Saved data entries

[Start]

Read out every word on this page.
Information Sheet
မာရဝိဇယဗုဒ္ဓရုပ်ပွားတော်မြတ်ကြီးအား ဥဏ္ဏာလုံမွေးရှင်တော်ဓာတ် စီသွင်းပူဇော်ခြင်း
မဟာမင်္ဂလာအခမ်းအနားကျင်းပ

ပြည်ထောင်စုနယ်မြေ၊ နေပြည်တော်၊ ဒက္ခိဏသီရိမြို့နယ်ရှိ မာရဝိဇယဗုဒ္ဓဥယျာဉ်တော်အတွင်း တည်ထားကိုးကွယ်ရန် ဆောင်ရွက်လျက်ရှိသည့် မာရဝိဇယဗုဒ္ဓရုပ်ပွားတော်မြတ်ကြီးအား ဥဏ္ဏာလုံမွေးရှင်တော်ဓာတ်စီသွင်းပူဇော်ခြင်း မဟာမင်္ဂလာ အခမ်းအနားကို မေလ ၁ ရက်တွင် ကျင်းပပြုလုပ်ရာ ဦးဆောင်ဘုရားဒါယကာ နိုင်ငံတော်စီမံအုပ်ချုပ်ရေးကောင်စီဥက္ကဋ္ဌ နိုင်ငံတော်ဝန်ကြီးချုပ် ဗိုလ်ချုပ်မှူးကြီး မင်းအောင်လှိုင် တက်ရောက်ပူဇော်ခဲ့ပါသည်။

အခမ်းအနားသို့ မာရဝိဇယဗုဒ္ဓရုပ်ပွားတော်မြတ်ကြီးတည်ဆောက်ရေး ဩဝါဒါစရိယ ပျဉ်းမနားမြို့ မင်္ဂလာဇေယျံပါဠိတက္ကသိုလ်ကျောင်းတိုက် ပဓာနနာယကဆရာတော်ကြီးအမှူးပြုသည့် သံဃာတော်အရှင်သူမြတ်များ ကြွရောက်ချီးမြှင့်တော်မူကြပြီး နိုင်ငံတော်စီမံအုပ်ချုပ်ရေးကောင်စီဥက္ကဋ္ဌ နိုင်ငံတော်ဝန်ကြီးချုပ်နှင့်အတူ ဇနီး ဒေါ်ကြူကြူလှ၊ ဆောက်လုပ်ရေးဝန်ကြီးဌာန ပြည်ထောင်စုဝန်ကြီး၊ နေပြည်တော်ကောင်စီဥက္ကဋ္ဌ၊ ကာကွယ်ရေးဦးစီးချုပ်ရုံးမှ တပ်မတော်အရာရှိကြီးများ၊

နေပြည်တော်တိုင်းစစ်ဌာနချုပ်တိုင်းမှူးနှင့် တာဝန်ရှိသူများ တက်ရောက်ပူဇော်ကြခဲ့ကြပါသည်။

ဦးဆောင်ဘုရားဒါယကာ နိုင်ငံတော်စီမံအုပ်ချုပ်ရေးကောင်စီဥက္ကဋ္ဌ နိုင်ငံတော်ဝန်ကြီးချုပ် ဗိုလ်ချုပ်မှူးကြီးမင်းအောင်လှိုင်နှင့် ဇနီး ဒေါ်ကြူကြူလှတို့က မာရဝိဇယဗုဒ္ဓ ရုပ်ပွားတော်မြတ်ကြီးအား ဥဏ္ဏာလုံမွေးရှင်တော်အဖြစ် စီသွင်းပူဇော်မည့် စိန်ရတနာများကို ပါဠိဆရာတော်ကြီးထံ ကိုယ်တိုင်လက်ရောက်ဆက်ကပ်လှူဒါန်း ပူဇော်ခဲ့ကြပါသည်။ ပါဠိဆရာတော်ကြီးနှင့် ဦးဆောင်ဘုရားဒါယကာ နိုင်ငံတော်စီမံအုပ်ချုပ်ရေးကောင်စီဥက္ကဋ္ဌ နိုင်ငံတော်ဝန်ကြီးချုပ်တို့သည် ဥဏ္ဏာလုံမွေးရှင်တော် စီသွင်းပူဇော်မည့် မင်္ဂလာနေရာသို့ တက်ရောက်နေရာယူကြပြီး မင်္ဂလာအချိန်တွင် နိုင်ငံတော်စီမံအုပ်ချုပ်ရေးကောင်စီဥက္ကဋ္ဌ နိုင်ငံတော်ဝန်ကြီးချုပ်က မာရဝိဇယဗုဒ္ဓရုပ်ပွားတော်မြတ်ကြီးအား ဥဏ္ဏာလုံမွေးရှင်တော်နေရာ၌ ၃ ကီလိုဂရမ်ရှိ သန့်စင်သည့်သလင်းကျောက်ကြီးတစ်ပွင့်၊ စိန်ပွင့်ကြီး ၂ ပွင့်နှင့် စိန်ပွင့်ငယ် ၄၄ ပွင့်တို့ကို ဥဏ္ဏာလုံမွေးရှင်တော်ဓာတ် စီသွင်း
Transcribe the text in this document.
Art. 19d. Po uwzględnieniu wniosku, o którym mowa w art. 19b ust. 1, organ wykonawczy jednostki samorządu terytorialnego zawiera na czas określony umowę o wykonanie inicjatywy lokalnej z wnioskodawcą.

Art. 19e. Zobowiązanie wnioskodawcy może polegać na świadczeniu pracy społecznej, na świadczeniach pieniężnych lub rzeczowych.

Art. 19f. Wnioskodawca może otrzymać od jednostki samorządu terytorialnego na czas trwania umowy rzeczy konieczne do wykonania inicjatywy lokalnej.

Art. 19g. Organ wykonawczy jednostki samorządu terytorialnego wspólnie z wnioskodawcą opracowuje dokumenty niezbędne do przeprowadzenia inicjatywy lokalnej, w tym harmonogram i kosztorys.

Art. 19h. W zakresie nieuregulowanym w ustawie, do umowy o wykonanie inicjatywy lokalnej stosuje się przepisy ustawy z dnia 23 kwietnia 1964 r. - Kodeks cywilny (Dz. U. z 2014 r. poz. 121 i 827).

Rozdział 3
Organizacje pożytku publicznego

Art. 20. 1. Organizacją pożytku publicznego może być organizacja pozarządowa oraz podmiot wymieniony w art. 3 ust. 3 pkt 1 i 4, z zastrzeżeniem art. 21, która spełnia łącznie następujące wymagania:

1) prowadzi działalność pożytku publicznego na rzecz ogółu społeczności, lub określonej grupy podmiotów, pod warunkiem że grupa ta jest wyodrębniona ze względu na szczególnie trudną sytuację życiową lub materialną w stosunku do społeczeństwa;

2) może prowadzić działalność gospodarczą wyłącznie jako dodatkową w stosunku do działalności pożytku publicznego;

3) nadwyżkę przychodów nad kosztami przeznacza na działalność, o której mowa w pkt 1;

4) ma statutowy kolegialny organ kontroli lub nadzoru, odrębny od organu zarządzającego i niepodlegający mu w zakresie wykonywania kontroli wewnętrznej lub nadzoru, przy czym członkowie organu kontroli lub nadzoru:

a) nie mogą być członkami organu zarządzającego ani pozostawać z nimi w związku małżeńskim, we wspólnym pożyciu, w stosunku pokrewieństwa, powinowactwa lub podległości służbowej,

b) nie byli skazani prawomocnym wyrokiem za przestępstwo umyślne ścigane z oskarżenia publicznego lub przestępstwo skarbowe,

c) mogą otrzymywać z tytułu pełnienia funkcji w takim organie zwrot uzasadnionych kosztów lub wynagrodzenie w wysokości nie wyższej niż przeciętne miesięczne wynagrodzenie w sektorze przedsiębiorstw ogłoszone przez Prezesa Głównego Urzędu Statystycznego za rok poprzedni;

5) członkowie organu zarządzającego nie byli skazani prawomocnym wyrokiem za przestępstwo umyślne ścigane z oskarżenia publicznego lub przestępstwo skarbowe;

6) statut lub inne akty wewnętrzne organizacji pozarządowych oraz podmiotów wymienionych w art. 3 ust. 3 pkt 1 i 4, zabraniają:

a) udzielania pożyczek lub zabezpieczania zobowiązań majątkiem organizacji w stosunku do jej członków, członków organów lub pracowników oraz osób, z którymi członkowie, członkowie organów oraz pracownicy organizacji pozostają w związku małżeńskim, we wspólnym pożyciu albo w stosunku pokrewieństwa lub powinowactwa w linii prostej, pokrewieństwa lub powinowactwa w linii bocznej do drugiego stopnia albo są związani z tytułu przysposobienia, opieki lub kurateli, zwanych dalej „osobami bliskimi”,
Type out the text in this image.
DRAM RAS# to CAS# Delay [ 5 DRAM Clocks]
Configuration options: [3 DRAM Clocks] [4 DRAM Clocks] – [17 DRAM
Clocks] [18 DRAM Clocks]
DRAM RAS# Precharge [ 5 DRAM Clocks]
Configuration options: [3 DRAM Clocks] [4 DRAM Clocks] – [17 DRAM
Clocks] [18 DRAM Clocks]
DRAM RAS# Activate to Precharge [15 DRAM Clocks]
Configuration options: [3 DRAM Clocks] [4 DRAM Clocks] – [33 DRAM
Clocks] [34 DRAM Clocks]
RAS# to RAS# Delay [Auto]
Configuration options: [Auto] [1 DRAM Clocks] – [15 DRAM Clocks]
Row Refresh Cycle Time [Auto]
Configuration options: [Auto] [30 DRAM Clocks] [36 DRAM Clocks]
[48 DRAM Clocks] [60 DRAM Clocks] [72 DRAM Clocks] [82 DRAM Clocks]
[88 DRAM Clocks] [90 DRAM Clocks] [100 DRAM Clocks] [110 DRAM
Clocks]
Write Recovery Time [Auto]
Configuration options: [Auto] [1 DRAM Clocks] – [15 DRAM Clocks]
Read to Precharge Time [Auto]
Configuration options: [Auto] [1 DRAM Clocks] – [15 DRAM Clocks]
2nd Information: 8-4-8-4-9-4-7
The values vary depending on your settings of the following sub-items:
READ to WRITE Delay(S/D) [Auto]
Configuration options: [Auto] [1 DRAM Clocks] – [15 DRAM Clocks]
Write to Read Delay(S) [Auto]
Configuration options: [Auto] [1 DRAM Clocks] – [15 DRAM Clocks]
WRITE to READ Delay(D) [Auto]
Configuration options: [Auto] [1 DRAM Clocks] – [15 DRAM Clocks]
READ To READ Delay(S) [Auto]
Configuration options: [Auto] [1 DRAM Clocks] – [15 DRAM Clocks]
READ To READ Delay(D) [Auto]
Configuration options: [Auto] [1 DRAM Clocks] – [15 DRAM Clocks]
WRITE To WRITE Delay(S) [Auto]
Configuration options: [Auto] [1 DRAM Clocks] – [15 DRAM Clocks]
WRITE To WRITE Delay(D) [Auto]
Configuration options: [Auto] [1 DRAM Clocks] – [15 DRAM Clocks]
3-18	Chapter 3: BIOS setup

[End]

» **Exercise prompt**: Copy all lines from the material that contain "publicznego".

» **Full answer**:
Organizacje pożytku publicznego
Art. 20. 1. Organizacją pożytku publicznego może być organizacja pozarządowa oraz podmiot wymieniony w art. 3 ust. 3 pkt 1 i 4, z zastrzeżeniem art. 21, która spełnia łącznie następujące wymagania:
1) prowadzi działalność pożytku publicznego na rzecz ogółu społeczności, lub określonej grupy podmiotów, pod warunkiem że grupa ta jest wyodrębniona ze względu na szczególnie trudną sytuację życiową lub materialną w stosunku do społeczeństwa;
2) może prowadzić działalność gospodarczą wyłącznie jako dodatkową w stosunku do działalności pożytku publicznego;
b) nie byli skazani prawomocnym wyrokiem za przestępstwo umyślne ścigane z oskarżenia publicznego lub przestępstwo skarbowe,
5) członkowie organu zarządzającego nie byli skazani prawomocnym wyrokiem za przestępstwo umyślne ścigane z oskarżenia publicznego lub przestępstwo skarbowe;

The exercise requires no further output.